#### What is required
Output only the count of lines that contain "structured".

#### Data section
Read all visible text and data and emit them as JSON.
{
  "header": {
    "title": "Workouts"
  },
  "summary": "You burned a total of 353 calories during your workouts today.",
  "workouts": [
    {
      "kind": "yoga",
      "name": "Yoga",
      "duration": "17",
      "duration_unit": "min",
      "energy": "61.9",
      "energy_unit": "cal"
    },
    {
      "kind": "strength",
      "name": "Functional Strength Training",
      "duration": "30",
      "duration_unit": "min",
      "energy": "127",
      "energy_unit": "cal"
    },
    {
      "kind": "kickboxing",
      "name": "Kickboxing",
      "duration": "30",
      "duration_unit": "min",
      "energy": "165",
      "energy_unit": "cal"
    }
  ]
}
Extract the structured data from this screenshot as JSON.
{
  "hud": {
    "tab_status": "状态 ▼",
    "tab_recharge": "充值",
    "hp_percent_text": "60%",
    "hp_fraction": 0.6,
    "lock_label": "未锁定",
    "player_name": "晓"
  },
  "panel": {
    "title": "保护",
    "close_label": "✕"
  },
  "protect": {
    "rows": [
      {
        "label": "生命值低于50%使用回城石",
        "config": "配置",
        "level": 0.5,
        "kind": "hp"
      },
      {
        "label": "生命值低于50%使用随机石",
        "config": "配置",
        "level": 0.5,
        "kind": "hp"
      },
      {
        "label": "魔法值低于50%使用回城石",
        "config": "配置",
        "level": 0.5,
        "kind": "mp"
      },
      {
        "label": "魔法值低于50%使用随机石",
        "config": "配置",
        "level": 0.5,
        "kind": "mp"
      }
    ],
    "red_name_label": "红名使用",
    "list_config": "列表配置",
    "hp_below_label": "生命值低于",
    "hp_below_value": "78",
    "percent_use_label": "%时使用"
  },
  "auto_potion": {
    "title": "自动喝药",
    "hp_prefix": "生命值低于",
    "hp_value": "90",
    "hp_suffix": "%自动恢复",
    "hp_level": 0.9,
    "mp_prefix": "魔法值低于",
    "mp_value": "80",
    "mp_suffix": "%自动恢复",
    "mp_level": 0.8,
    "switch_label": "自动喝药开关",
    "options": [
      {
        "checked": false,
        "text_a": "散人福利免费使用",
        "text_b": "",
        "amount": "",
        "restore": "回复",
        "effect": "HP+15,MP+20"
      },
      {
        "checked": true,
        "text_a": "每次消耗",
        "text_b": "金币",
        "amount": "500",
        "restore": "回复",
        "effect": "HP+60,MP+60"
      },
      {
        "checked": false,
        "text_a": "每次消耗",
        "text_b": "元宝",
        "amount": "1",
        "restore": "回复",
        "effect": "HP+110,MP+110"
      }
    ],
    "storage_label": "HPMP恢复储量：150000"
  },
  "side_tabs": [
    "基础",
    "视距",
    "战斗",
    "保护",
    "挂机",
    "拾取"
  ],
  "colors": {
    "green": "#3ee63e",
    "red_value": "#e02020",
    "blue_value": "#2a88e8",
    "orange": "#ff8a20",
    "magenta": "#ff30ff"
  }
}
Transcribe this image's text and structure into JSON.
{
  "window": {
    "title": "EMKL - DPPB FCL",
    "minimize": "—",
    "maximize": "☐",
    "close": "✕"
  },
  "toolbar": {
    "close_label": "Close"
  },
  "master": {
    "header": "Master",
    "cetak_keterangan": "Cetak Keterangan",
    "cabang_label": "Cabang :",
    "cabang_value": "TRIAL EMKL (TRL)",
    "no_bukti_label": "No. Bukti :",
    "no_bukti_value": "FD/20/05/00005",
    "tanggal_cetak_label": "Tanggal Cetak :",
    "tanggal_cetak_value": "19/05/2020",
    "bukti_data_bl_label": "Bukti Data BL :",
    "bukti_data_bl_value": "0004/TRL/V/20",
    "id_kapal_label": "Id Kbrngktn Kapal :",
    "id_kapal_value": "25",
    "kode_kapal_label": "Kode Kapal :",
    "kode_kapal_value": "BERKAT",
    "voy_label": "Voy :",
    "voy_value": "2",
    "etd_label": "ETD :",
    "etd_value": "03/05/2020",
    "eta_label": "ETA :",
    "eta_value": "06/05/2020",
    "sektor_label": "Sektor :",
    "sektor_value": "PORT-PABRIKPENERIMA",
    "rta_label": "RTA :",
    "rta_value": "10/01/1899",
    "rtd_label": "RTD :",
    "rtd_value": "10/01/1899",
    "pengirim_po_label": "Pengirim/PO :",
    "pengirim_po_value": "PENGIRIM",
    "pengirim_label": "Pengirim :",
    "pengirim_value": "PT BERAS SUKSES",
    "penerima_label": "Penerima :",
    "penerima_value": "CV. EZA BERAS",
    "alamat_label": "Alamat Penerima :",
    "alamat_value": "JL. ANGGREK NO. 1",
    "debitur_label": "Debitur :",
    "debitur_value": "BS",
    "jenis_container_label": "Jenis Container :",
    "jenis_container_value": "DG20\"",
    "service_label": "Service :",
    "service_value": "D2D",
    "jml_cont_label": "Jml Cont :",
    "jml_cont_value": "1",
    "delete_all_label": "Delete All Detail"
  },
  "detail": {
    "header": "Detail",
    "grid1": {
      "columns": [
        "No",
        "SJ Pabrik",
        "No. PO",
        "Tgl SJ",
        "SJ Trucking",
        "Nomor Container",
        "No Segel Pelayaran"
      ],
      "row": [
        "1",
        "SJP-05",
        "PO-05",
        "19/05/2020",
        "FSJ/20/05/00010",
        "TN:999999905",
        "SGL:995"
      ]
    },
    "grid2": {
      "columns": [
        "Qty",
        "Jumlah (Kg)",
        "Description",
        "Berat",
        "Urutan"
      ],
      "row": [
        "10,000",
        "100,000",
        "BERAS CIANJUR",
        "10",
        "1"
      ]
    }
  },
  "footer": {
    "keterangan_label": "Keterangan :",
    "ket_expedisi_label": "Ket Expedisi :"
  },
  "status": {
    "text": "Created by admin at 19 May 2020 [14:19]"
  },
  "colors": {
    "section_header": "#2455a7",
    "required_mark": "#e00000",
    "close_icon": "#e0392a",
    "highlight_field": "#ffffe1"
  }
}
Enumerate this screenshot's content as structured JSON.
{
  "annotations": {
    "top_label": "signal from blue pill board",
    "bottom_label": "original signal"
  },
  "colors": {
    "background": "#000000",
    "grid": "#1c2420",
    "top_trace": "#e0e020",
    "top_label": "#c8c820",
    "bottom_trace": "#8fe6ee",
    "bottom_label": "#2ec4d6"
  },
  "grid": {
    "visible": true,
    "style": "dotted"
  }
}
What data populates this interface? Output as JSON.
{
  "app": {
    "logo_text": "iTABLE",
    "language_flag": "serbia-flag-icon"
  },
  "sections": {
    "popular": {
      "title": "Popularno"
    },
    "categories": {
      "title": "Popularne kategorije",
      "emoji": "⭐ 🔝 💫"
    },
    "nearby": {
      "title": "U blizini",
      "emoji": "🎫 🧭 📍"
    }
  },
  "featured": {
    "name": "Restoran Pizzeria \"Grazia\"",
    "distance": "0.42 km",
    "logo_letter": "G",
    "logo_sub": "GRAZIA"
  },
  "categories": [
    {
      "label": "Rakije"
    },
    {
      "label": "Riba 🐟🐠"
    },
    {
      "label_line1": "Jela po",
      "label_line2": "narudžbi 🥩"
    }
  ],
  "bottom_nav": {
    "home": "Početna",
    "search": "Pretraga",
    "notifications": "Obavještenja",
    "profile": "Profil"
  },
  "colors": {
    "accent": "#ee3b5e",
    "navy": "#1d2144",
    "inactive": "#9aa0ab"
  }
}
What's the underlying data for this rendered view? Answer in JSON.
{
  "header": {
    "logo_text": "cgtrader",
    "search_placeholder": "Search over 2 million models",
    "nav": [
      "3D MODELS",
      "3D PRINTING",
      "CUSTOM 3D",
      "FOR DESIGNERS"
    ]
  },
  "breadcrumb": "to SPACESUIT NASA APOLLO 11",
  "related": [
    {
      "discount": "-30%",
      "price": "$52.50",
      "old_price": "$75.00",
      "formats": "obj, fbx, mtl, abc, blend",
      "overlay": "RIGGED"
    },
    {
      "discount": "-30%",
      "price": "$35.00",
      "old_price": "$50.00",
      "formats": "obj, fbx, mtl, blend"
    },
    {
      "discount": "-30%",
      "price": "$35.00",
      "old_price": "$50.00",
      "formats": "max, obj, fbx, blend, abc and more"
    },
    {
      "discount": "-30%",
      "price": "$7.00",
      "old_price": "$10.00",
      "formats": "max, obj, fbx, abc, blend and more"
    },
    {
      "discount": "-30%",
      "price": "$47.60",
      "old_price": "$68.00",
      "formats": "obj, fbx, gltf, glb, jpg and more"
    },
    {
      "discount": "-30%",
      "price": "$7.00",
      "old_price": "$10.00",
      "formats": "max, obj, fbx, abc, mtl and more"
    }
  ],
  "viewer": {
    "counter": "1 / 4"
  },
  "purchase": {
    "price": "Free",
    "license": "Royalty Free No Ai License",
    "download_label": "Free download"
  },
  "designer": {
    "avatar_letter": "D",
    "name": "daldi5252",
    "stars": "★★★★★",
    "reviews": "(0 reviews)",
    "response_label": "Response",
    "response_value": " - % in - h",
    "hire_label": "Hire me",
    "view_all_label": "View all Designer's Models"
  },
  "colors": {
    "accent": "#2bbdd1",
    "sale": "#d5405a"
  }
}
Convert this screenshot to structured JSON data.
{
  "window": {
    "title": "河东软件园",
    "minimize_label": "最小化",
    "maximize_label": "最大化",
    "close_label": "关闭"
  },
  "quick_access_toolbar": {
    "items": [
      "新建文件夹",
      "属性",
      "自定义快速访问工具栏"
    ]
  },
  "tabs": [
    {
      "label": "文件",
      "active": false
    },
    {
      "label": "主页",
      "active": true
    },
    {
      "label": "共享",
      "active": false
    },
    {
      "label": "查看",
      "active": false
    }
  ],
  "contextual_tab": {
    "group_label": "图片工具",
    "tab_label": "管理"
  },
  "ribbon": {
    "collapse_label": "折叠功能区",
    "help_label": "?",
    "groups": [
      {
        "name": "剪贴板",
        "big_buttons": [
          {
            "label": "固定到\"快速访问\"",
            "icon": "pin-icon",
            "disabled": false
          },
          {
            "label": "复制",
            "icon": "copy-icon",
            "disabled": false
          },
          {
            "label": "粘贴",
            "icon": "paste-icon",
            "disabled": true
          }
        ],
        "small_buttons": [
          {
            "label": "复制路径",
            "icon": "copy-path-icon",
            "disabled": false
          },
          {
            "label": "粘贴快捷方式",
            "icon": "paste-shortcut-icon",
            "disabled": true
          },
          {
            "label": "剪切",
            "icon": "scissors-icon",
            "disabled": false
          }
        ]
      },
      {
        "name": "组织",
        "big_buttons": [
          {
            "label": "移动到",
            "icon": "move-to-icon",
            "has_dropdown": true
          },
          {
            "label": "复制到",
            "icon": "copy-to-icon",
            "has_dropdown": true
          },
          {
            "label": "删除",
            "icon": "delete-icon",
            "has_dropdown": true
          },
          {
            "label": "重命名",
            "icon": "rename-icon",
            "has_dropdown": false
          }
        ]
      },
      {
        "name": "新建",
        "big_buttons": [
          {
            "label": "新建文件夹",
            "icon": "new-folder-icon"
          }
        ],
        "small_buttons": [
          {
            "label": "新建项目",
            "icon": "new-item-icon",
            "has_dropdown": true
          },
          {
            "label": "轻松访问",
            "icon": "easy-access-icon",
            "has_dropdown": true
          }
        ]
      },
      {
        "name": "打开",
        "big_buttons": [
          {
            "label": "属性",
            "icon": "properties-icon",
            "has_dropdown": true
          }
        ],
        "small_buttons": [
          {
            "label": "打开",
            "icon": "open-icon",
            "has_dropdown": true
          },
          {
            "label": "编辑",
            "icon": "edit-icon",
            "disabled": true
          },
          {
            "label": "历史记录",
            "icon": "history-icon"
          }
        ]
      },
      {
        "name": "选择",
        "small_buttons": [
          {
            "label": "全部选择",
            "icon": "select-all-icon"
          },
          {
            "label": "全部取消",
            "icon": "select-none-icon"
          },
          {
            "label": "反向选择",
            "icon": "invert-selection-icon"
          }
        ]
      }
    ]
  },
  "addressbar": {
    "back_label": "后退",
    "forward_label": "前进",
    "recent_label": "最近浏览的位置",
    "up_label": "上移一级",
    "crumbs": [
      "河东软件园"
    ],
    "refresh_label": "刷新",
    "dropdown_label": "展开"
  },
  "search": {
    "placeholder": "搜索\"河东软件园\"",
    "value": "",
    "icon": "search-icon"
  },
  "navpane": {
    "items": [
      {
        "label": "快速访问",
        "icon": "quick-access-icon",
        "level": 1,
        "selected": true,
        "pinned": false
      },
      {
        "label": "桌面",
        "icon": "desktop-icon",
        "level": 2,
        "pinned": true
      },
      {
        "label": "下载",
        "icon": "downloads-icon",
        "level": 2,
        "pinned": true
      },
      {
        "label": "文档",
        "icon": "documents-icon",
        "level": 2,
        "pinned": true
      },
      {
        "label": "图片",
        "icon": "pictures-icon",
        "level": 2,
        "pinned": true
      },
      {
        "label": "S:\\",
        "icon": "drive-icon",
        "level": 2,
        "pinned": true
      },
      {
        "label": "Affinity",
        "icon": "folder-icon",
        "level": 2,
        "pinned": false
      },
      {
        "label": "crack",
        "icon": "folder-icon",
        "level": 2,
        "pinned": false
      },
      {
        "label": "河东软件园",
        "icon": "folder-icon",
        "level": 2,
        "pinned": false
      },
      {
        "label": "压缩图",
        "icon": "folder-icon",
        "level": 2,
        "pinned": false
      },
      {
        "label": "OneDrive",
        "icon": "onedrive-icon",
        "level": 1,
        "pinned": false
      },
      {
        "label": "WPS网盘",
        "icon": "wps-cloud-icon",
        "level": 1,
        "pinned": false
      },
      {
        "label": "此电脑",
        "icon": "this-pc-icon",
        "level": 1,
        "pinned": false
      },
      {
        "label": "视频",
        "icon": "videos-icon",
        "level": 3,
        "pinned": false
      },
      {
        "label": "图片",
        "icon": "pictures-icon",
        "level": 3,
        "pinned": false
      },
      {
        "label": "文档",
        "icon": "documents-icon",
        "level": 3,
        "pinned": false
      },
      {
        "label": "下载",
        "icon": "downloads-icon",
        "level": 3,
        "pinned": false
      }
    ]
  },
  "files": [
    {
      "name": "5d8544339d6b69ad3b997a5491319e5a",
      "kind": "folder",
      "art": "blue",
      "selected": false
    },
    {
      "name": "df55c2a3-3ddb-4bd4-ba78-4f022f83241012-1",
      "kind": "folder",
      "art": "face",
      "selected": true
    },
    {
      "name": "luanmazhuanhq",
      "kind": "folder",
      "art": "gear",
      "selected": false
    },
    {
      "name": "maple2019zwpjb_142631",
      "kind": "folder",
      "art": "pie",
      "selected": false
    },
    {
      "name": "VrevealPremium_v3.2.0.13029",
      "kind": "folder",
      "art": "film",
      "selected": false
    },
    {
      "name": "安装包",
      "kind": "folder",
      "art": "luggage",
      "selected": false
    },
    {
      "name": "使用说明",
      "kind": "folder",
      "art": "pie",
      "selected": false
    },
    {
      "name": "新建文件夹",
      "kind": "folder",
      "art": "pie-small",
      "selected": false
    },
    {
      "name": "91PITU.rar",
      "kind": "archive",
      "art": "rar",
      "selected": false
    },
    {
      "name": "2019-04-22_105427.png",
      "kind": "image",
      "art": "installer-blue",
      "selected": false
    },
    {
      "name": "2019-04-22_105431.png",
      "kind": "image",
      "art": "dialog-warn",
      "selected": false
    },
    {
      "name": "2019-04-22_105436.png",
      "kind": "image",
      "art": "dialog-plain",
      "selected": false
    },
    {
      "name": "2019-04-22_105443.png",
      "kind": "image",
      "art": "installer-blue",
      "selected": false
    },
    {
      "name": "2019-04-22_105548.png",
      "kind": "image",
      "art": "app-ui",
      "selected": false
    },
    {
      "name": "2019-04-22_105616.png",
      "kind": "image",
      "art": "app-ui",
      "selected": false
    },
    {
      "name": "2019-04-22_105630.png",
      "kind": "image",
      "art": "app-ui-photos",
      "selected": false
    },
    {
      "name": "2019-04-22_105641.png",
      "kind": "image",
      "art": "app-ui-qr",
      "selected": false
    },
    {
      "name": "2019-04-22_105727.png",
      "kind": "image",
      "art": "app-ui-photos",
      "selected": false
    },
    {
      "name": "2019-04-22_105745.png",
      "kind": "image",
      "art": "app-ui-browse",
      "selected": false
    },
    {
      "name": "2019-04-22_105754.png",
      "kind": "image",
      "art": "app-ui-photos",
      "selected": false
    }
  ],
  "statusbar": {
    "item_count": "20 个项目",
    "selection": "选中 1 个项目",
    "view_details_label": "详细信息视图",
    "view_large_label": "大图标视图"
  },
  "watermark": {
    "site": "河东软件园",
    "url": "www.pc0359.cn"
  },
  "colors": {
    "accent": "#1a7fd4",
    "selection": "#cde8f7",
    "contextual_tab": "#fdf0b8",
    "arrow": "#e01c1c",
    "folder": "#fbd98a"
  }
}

#### Right answer
3